The exercise:
Below are records to transcribe exactly, without their pictures.

Collected data entries:
==========

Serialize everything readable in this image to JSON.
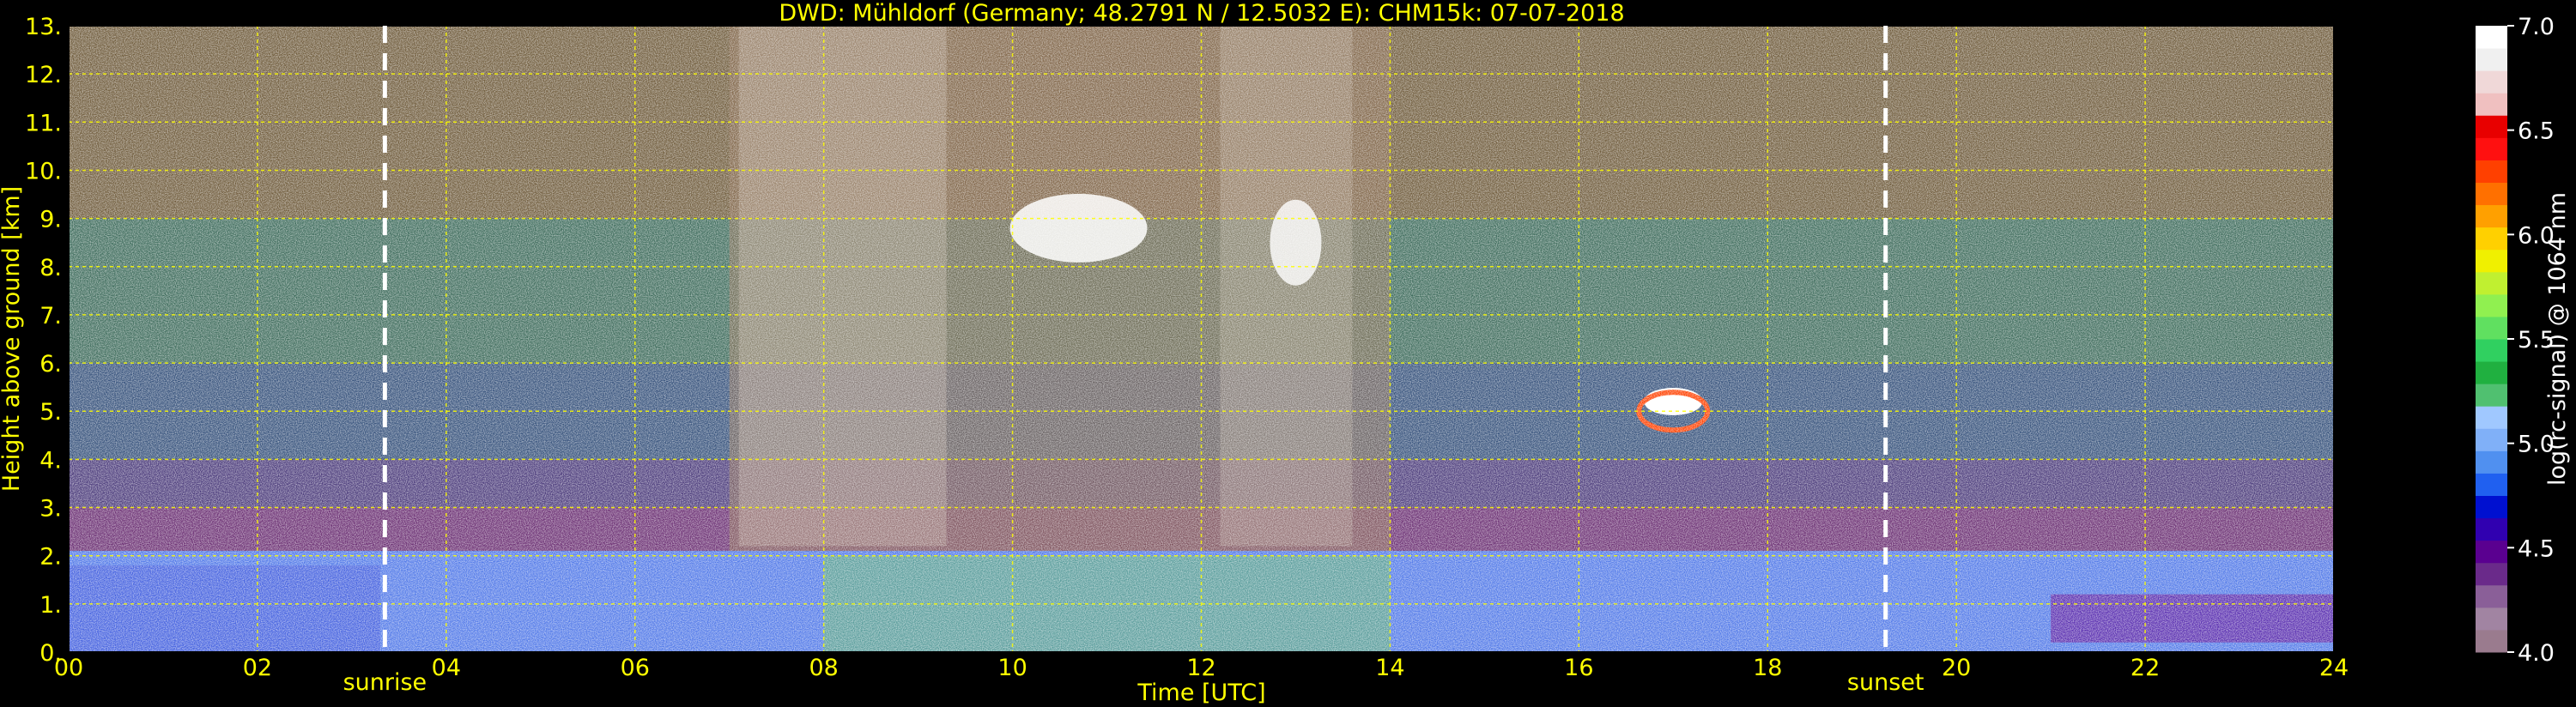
{
  "chart_data": {
    "type": "heatmap",
    "title": "DWD: Mühldorf (Germany; 48.2791 N / 12.5032 E):    CHM15k: 07-07-2018",
    "xlabel": "Time [UTC]",
    "ylabel": "Height above ground [km]",
    "xlim": [
      0,
      24
    ],
    "ylim": [
      0,
      13
    ],
    "x_ticks": [
      "00",
      "02",
      "04",
      "06",
      "08",
      "10",
      "12",
      "14",
      "16",
      "18",
      "20",
      "22",
      "24"
    ],
    "y_ticks": [
      "0.",
      "1.",
      "2.",
      "3.",
      "4.",
      "5.",
      "6.",
      "7.",
      "8.",
      "9.",
      "10.",
      "11.",
      "12.",
      "13."
    ],
    "grid": true,
    "grid_color": "#ffff00",
    "annotations": [
      {
        "label": "sunrise",
        "x": 3.35
      },
      {
        "label": "sunset",
        "x": 19.25
      }
    ],
    "colorbar": {
      "label": "log(rc-signal) @ 1064 nm",
      "range": [
        4.0,
        7.0
      ],
      "ticks": [
        "4.0",
        "4.5",
        "5.0",
        "5.5",
        "6.0",
        "6.5",
        "7.0"
      ],
      "colors": [
        "#9a7b8e",
        "#a184a2",
        "#8a5f98",
        "#6a2a8a",
        "#5a0090",
        "#3000b0",
        "#0010d0",
        "#2060f0",
        "#5090f0",
        "#80b0f8",
        "#a0c8ff",
        "#50c070",
        "#20b040",
        "#30d060",
        "#60e060",
        "#90f050",
        "#c0f030",
        "#f0f000",
        "#ffd000",
        "#ffa000",
        "#ff7000",
        "#ff4000",
        "#ff1010",
        "#e80000",
        "#f0c0c0",
        "#f0d8d8",
        "#f0f0f0",
        "#ffffff"
      ]
    }
  }
}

==========

Completed exercise:
Serialize everything readable in this image to JSON.
{
  "chart_data": {
    "type": "heatmap",
    "title": "DWD: Mühldorf (Germany; 48.2791 N / 12.5032 E):    CHM15k: 07-07-2018",
    "xlabel": "Time [UTC]",
    "ylabel": "Height above ground [km]",
    "xlim": [
      0,
      24
    ],
    "ylim": [
      0,
      13
    ],
    "x_ticks": [
      "00",
      "02",
      "04",
      "06",
      "08",
      "10",
      "12",
      "14",
      "16",
      "18",
      "20",
      "22",
      "24"
    ],
    "y_ticks": [
      "0.",
      "1.",
      "2.",
      "3.",
      "4.",
      "5.",
      "6.",
      "7.",
      "8.",
      "9.",
      "10.",
      "11.",
      "12.",
      "13."
    ],
    "grid": true,
    "grid_color": "#ffff00",
    "annotations": [
      {
        "label": "sunrise",
        "x": 3.35
      },
      {
        "label": "sunset",
        "x": 19.25
      }
    ],
    "colorbar": {
      "label": "log(rc-signal) @ 1064 nm",
      "range": [
        4.0,
        7.0
      ],
      "ticks": [
        "4.0",
        "4.5",
        "5.0",
        "5.5",
        "6.0",
        "6.5",
        "7.0"
      ],
      "colors": [
        "#9a7b8e",
        "#a184a2",
        "#8a5f98",
        "#6a2a8a",
        "#5a0090",
        "#3000b0",
        "#0010d0",
        "#2060f0",
        "#5090f0",
        "#80b0f8",
        "#a0c8ff",
        "#50c070",
        "#20b040",
        "#30d060",
        "#60e060",
        "#90f050",
        "#c0f030",
        "#f0f000",
        "#ffd000",
        "#ffa000",
        "#ff7000",
        "#ff4000",
        "#ff1010",
        "#e80000",
        "#f0c0c0",
        "#f0d8d8",
        "#f0f0f0",
        "#ffffff"
      ]
    }
  }
}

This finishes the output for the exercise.